▶ _Given data_
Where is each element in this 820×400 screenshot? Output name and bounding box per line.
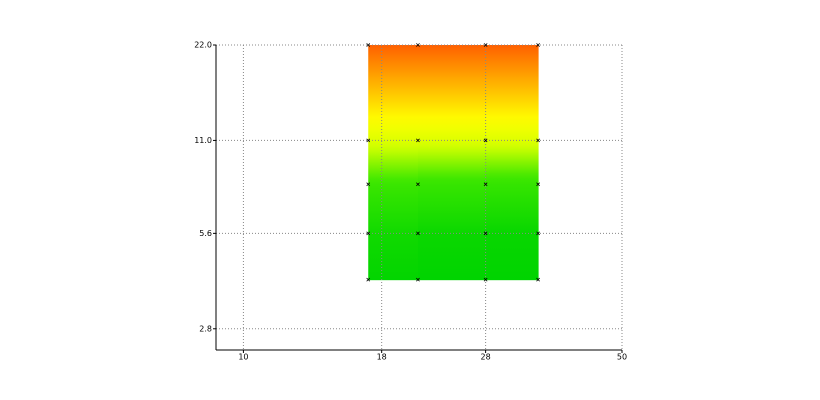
heat-cell bbox=[368, 184, 419, 234]
heat-cell bbox=[368, 233, 419, 281]
data-point bbox=[366, 138, 371, 143]
heat-cell bbox=[485, 233, 539, 281]
data-point bbox=[416, 182, 420, 187]
data-point bbox=[536, 43, 540, 47]
heat-cell bbox=[485, 184, 539, 234]
heat-cell bbox=[417, 184, 487, 234]
y-tick-label: 5.6 bbox=[199, 229, 212, 238]
heat-cell bbox=[368, 45, 419, 141]
heat-cell bbox=[417, 233, 487, 281]
x-tick-label: 50 bbox=[617, 353, 627, 362]
x-tick-label: 28 bbox=[481, 353, 491, 362]
data-point bbox=[416, 231, 420, 236]
y-tick-label: 2.8 bbox=[199, 324, 212, 333]
heat-cell bbox=[485, 140, 539, 185]
x-tick-label: 10 bbox=[238, 353, 248, 362]
data-point bbox=[366, 182, 371, 187]
data-point bbox=[366, 231, 371, 236]
x-tick-label: 18 bbox=[377, 353, 387, 362]
data-point bbox=[366, 43, 371, 47]
data-point bbox=[536, 231, 540, 236]
data-point bbox=[366, 277, 371, 282]
data-point bbox=[483, 43, 488, 47]
y-tick-label: 11.0 bbox=[194, 136, 212, 145]
data-point bbox=[483, 277, 488, 282]
data-point bbox=[416, 277, 420, 282]
data-point bbox=[536, 182, 540, 187]
data-point bbox=[483, 231, 488, 236]
y-tick-label: 22.0 bbox=[194, 41, 212, 50]
data-point bbox=[483, 182, 488, 187]
data-point bbox=[536, 138, 540, 143]
data-point bbox=[483, 138, 488, 143]
data-point bbox=[416, 138, 420, 143]
data-point bbox=[536, 277, 540, 282]
heat-cell bbox=[417, 45, 487, 141]
heat-cell bbox=[417, 140, 487, 185]
data-point bbox=[416, 43, 420, 47]
heat-cell bbox=[368, 140, 419, 185]
heat-cell bbox=[485, 45, 539, 141]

▶ _What to do_
Change every "heat-cell" in the data above to "heatmap-cell", keeping all other text the same, and leave the pictures out.

▶ _Response_
Where is each element in this 820×400 screenshot? Output name and bounding box per line.
heatmap-cell bbox=[368, 184, 419, 234]
heatmap-cell bbox=[368, 233, 419, 281]
data-point bbox=[366, 138, 371, 143]
heatmap-cell bbox=[485, 233, 539, 281]
data-point bbox=[416, 182, 420, 187]
data-point bbox=[536, 43, 540, 47]
heatmap-cell bbox=[485, 184, 539, 234]
heatmap-cell bbox=[417, 184, 487, 234]
y-tick-label: 5.6 bbox=[199, 229, 212, 238]
heatmap-cell bbox=[368, 45, 419, 141]
heatmap-cell bbox=[417, 233, 487, 281]
x-tick-label: 50 bbox=[617, 353, 627, 362]
x-tick-label: 28 bbox=[481, 353, 491, 362]
data-point bbox=[416, 231, 420, 236]
y-tick-label: 2.8 bbox=[199, 324, 212, 333]
heatmap-cell bbox=[485, 140, 539, 185]
x-tick-label: 10 bbox=[238, 353, 248, 362]
data-point bbox=[366, 182, 371, 187]
data-point bbox=[366, 231, 371, 236]
x-tick-label: 18 bbox=[377, 353, 387, 362]
data-point bbox=[366, 43, 371, 47]
data-point bbox=[536, 231, 540, 236]
data-point bbox=[366, 277, 371, 282]
data-point bbox=[483, 43, 488, 47]
y-tick-label: 11.0 bbox=[194, 136, 212, 145]
data-point bbox=[483, 277, 488, 282]
data-point bbox=[416, 277, 420, 282]
data-point bbox=[536, 182, 540, 187]
data-point bbox=[483, 231, 488, 236]
y-tick-label: 22.0 bbox=[194, 41, 212, 50]
data-point bbox=[483, 182, 488, 187]
data-point bbox=[536, 138, 540, 143]
data-point bbox=[483, 138, 488, 143]
data-point bbox=[416, 138, 420, 143]
data-point bbox=[536, 277, 540, 282]
heatmap-cell bbox=[417, 45, 487, 141]
heatmap-cell bbox=[417, 140, 487, 185]
data-point bbox=[416, 43, 420, 47]
heatmap-cell bbox=[368, 140, 419, 185]
heatmap-cell bbox=[485, 45, 539, 141]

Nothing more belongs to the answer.